EXERCISE DESCRIPTION:
Your task is to locate every line holding the string "сети" and to copy each of them.

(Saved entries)
======

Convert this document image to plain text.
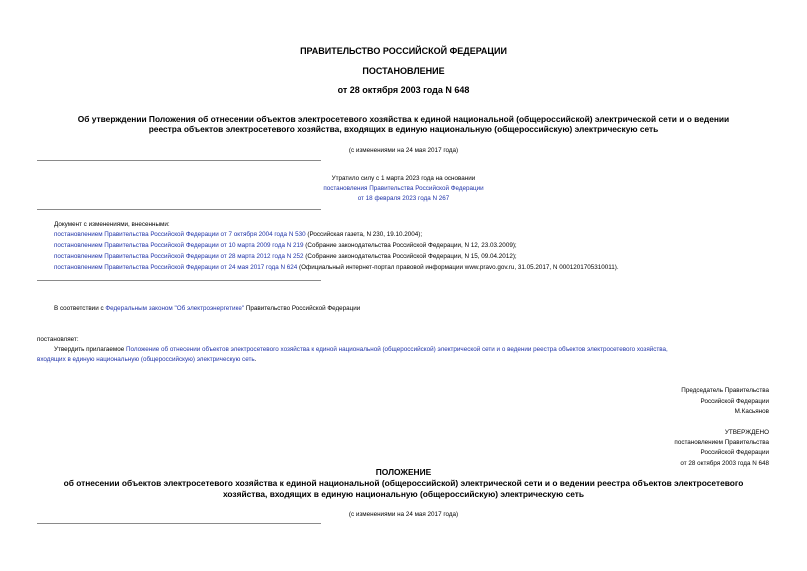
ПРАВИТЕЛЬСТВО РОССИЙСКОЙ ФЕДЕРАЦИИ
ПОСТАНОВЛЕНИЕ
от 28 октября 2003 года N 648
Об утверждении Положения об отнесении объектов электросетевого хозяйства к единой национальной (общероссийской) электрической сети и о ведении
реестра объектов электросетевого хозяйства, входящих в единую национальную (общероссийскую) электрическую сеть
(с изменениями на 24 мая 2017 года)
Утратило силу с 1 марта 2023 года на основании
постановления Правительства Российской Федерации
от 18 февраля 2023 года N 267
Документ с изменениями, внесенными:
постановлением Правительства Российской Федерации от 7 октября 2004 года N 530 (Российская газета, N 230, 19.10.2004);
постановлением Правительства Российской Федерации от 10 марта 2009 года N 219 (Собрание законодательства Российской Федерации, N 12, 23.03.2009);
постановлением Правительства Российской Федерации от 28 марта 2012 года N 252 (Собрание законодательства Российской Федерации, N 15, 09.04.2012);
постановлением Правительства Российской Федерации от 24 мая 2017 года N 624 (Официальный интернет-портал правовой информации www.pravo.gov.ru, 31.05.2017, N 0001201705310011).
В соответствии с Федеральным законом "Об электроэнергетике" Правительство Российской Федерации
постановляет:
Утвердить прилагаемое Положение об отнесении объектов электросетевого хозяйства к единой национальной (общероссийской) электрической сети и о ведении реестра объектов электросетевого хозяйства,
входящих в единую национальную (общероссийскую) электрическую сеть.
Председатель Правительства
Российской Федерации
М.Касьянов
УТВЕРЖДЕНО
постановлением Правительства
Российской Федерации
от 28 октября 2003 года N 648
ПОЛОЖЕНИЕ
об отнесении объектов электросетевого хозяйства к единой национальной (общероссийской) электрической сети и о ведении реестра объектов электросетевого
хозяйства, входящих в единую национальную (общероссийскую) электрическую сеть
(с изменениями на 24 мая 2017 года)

======

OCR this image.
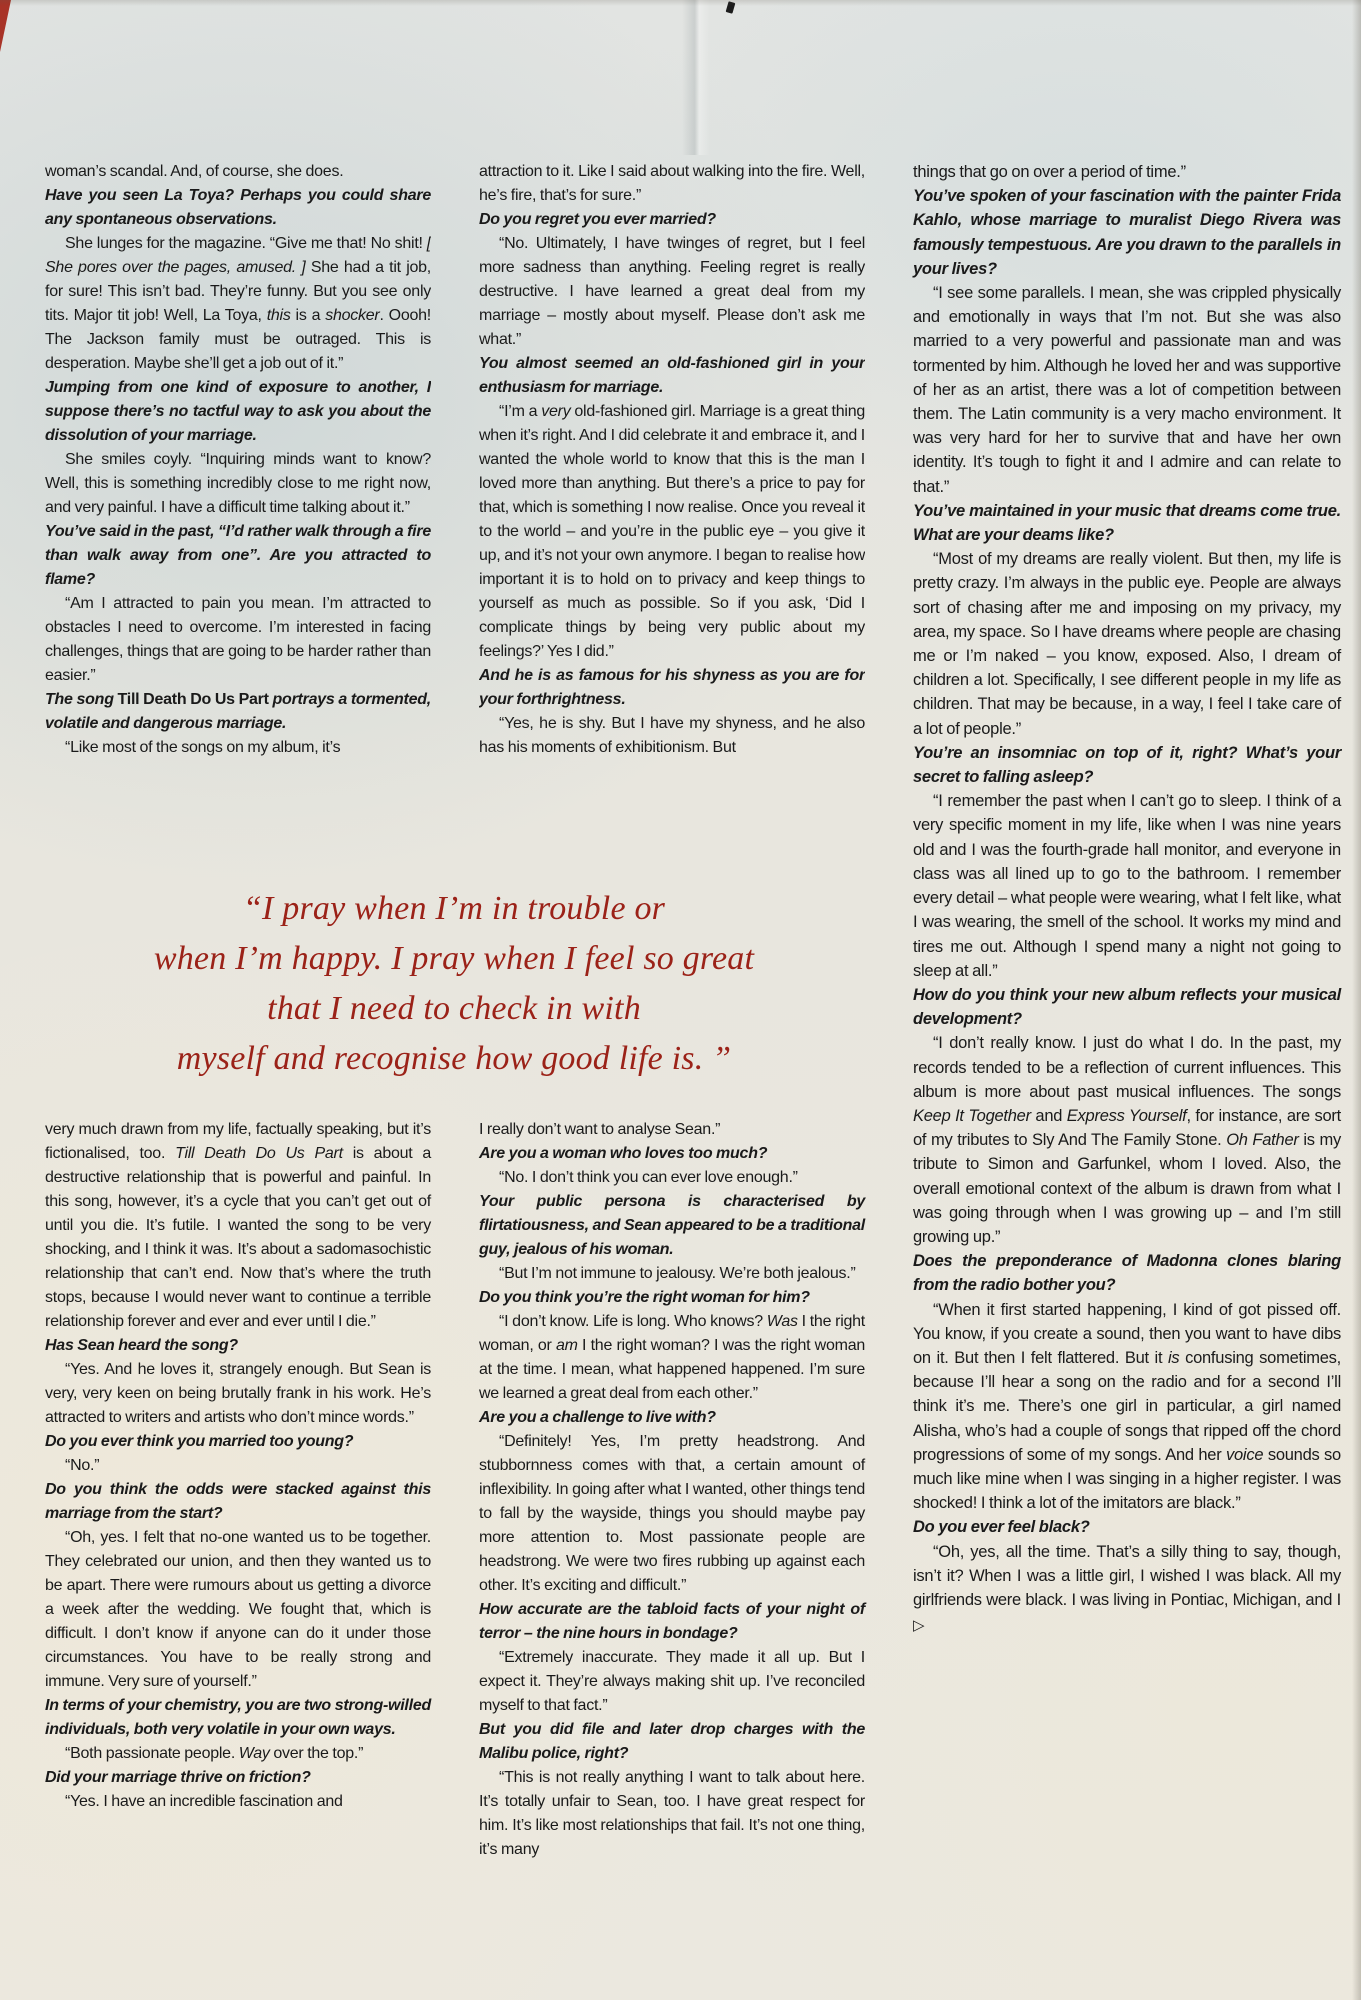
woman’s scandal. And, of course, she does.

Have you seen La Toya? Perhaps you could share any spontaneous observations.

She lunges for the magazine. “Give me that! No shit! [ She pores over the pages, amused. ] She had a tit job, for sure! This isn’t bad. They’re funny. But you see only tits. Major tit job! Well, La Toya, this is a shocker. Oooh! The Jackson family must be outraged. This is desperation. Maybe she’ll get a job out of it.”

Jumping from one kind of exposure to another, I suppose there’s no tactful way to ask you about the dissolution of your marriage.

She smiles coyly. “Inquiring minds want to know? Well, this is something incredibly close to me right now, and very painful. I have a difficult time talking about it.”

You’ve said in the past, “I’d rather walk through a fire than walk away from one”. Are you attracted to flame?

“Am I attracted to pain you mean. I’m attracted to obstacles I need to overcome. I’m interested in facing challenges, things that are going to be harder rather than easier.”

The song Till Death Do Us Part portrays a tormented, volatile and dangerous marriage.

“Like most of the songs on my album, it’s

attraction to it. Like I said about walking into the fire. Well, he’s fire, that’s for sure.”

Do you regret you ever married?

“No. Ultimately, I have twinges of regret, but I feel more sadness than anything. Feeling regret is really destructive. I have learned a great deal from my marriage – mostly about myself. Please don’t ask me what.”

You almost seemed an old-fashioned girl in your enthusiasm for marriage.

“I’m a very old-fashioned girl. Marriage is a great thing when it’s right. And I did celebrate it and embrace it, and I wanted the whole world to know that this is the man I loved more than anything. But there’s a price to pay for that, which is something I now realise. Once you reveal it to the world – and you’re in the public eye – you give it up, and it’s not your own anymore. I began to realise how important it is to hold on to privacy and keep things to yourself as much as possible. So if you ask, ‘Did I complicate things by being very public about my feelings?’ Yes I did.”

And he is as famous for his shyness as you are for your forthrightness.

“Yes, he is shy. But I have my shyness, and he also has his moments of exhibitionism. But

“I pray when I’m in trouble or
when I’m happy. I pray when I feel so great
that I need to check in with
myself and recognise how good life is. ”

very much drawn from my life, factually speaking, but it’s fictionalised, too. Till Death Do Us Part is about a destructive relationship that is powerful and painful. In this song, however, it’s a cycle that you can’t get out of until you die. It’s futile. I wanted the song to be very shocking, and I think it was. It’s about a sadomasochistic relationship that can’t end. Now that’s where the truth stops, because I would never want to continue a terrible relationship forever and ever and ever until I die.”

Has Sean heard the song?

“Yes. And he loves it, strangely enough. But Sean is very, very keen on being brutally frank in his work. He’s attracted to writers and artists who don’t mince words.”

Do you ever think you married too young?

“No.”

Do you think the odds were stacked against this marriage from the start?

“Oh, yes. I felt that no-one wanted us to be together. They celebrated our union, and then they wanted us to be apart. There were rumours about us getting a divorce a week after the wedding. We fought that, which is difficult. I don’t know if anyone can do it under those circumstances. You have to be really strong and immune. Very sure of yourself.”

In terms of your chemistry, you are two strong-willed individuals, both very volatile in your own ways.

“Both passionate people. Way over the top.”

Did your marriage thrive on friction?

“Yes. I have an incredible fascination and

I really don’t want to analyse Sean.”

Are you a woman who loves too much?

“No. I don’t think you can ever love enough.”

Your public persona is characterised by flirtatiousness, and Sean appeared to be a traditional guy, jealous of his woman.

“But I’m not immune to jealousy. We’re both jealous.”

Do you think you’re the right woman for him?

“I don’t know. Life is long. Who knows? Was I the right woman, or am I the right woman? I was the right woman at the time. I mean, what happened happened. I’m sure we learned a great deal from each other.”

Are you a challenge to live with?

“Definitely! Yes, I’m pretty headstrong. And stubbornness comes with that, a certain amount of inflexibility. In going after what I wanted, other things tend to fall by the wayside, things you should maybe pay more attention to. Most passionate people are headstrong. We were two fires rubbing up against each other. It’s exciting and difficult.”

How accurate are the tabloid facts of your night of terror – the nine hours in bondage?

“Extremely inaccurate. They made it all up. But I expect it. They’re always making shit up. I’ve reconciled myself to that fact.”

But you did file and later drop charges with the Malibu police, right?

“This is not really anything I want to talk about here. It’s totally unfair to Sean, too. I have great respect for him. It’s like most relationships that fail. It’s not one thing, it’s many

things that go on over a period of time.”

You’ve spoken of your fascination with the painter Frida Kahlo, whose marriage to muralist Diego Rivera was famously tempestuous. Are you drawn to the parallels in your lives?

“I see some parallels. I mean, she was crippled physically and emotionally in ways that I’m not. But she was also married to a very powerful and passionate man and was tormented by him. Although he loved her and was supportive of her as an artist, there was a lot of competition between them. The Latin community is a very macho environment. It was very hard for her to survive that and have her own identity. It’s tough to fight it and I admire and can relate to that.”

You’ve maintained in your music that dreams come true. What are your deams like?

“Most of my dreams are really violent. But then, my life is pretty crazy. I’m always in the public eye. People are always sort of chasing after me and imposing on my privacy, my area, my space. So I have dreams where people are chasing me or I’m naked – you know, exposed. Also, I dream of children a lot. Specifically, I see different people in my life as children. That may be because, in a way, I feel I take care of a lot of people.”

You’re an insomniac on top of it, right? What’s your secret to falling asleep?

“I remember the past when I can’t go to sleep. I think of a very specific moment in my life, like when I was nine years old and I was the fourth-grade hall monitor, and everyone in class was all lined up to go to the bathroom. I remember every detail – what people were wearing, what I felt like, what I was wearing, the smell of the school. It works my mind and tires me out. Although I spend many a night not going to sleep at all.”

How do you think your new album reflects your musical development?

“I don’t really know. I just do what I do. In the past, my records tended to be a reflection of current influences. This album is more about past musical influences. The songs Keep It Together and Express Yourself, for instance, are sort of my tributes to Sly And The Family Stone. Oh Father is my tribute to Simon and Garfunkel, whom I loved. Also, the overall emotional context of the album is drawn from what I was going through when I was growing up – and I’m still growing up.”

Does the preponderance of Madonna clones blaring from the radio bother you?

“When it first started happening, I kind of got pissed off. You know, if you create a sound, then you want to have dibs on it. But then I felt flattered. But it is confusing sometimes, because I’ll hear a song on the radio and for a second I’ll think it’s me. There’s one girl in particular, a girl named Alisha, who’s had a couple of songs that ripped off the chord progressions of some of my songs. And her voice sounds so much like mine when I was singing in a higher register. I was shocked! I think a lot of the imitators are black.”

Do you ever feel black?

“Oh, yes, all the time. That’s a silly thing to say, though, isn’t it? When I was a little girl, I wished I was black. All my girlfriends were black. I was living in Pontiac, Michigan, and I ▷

======

WRITTEN ANSWER:
Об утверждении Положения об отнесении объектов электросетевого хозяйства к единой национальной (общероссийской) электрической сети и о ведении
Утвердить прилагаемое Положение об отнесении объектов электросетевого хозяйства к единой национальной (общероссийской) электрической сети и о ведении реестра объектов электросетевого хозяйства,
об отнесении объектов электросетевого хозяйства к единой национальной (общероссийской) электрической сети и о ведении реестра объектов электросетевого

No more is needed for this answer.